Task requirements ▸ Take every line from the material that has the word "JSON" in it.

--- start Information given ---

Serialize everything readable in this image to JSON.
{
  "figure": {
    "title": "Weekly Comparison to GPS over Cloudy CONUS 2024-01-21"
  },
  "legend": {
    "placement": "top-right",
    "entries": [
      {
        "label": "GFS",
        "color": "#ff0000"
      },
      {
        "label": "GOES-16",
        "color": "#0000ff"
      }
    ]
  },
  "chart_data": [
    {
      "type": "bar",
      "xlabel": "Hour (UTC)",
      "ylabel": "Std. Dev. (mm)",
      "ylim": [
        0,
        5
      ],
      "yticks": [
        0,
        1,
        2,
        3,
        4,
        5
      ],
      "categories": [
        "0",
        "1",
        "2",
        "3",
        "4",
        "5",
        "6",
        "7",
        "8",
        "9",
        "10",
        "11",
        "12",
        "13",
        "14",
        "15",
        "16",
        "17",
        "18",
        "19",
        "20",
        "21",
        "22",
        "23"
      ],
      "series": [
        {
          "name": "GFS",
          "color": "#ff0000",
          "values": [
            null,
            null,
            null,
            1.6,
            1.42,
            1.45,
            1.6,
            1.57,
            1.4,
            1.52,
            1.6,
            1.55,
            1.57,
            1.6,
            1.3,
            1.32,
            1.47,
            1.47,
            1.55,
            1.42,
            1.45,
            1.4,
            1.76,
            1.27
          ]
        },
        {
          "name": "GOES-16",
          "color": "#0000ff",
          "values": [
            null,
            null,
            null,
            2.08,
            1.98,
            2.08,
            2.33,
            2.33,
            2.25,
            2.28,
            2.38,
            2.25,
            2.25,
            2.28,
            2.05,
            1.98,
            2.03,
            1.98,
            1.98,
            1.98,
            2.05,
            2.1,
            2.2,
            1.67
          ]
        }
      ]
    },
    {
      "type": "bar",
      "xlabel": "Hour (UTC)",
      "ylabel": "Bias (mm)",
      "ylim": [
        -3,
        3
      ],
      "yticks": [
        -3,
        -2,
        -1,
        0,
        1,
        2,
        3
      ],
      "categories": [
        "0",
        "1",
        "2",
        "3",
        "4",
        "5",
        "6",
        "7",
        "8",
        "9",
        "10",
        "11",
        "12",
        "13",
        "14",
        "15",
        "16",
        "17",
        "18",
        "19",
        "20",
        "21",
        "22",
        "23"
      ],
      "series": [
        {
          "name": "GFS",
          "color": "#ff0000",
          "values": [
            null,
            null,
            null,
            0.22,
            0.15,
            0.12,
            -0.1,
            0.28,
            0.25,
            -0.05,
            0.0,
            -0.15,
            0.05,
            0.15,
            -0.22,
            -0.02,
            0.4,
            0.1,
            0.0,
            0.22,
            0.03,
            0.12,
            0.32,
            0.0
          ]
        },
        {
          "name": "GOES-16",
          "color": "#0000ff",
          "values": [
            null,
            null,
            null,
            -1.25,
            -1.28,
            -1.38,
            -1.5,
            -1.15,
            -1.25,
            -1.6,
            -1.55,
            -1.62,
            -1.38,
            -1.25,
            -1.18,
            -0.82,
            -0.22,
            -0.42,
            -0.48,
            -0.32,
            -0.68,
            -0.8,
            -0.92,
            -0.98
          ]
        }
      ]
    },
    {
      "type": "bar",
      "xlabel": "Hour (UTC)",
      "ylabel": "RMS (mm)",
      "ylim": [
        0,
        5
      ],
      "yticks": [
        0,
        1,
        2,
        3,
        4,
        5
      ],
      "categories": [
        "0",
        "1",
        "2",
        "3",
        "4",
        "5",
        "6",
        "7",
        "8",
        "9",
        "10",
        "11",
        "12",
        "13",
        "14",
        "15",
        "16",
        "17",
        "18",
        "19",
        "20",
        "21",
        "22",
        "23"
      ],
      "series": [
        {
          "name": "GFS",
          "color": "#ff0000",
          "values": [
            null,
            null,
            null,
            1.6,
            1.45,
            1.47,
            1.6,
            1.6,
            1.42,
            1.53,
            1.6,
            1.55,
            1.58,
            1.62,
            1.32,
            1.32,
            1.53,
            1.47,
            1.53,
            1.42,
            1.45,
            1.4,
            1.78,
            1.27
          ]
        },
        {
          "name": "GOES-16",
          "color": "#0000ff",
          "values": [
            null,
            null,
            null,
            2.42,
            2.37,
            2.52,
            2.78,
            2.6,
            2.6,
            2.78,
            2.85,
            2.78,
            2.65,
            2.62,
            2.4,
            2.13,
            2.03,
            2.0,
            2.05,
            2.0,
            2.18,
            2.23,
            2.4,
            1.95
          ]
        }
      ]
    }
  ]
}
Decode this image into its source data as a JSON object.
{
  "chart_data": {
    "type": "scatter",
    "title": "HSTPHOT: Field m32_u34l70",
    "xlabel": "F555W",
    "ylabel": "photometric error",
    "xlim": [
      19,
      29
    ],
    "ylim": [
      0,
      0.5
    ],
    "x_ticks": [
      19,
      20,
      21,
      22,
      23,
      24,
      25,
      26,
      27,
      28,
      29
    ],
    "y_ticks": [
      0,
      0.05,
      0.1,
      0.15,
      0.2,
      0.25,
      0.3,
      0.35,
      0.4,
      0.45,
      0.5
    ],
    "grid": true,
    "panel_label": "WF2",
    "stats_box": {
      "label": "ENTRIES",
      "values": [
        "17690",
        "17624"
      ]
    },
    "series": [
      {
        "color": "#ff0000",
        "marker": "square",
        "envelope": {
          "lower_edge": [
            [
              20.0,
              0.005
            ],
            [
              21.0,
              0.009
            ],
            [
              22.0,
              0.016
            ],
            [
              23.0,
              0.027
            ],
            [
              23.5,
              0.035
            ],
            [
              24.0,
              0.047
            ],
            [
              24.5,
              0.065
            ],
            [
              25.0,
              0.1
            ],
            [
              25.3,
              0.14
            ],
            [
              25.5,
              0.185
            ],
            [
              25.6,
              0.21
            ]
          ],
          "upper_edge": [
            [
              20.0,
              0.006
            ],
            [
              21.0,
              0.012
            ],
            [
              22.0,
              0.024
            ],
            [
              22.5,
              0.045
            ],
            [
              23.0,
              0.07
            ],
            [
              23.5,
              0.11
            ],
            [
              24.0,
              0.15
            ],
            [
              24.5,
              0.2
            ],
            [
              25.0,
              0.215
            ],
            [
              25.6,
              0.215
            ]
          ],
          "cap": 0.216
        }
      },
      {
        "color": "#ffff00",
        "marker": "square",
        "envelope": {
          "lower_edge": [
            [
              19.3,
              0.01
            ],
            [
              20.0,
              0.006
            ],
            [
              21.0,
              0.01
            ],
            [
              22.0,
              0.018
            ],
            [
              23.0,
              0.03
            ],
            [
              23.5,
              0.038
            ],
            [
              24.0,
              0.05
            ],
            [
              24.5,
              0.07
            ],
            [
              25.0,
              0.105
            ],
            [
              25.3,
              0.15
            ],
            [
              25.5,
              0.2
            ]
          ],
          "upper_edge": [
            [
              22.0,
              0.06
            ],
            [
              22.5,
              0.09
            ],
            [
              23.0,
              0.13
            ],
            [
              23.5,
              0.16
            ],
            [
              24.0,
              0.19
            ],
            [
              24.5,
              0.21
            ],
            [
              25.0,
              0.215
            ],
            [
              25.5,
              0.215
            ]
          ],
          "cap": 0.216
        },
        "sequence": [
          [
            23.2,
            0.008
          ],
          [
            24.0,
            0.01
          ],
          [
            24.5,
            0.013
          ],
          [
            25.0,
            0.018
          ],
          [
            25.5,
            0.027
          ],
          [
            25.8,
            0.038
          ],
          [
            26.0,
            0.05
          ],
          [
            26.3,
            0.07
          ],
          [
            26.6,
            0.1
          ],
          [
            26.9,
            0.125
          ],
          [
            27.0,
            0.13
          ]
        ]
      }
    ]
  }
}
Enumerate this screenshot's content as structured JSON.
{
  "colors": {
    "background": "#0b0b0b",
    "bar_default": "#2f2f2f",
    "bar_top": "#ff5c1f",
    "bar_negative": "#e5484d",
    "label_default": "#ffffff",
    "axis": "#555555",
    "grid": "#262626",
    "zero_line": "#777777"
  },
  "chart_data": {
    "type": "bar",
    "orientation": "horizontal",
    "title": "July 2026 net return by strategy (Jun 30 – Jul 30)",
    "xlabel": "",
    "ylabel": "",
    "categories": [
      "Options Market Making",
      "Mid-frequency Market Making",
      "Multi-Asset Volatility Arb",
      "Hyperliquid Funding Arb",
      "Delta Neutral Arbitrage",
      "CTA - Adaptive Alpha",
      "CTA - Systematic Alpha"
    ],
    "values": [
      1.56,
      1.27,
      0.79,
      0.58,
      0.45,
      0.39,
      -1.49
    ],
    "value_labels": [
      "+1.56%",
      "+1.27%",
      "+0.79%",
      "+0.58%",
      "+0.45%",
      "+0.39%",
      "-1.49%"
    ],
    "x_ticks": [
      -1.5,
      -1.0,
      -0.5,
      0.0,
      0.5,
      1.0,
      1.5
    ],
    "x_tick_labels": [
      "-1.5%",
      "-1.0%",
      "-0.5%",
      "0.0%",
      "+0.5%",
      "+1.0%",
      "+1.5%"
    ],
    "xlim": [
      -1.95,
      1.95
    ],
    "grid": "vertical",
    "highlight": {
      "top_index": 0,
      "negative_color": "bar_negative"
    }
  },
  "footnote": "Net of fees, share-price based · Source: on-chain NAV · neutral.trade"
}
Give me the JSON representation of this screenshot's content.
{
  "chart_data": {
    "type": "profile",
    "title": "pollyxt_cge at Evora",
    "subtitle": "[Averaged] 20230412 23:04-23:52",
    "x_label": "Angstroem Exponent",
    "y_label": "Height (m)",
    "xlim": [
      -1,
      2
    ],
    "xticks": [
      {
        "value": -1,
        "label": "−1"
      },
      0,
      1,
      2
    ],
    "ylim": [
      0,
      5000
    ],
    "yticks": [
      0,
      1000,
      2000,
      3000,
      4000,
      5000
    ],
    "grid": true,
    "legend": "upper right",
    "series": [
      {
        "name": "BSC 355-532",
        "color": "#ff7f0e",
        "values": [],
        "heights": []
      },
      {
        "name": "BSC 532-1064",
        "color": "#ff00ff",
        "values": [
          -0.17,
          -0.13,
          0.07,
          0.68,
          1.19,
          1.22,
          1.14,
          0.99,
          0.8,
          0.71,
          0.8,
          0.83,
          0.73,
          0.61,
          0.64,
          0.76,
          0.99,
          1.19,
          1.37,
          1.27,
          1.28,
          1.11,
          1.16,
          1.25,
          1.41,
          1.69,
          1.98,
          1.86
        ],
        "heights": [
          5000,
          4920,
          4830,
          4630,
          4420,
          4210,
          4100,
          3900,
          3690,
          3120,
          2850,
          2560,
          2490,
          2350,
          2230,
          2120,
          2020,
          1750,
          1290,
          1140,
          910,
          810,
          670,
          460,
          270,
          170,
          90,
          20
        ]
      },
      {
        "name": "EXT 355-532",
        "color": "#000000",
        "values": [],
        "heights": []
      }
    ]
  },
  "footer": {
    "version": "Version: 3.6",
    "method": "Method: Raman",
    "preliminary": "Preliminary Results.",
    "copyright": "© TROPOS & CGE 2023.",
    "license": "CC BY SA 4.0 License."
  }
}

--- end Information given ---

Full response ▸
Serialize everything readable in this image to JSON.
Decode this image into its source data as a JSON object.
Enumerate this screenshot's content as structured JSON.
Give me the JSON representation of this screenshot's content.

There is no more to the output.